╭──

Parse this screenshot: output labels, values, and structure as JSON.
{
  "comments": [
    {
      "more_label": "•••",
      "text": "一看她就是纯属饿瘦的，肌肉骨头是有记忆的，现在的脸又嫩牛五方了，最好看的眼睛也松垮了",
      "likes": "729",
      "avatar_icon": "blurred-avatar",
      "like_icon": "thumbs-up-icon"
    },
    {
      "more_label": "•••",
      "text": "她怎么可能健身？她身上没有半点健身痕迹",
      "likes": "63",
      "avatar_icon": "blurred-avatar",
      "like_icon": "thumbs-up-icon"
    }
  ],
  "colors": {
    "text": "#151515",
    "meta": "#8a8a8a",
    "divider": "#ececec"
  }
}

╰──
╭──

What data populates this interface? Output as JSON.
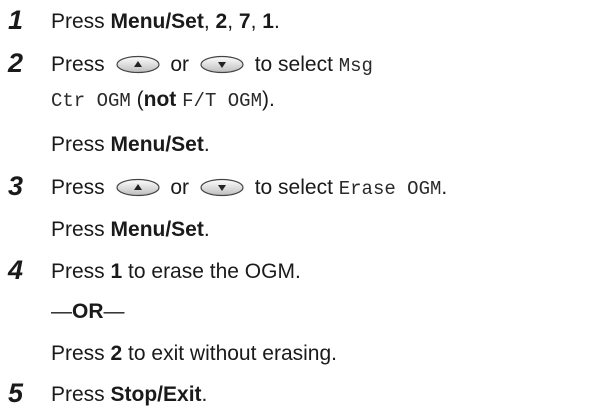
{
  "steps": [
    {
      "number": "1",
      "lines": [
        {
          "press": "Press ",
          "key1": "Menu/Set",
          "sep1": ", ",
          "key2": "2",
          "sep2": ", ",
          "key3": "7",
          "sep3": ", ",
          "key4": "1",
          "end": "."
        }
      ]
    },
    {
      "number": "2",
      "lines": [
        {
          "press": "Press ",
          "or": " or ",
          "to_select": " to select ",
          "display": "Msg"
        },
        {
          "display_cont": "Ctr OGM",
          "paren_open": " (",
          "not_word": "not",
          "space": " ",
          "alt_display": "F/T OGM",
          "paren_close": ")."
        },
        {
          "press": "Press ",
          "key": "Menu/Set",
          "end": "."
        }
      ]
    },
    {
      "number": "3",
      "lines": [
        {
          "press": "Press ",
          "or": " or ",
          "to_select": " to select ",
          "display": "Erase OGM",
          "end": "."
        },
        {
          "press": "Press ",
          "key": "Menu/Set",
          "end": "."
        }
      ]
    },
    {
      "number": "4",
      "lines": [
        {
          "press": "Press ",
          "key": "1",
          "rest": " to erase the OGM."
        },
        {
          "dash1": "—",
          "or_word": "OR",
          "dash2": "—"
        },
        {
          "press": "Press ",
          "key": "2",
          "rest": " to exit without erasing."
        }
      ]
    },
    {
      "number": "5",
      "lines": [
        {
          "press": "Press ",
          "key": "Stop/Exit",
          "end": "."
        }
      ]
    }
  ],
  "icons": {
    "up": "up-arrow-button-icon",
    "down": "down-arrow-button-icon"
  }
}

╰──

▶ [WHAT IS EXPECTED]:
Locate all lines in the listing above with the word "number" and copy them.

▶ [TASK ANSWER]:
      "number": "1",
      "number": "2",
      "number": "3",
      "number": "4",
      "number": "5",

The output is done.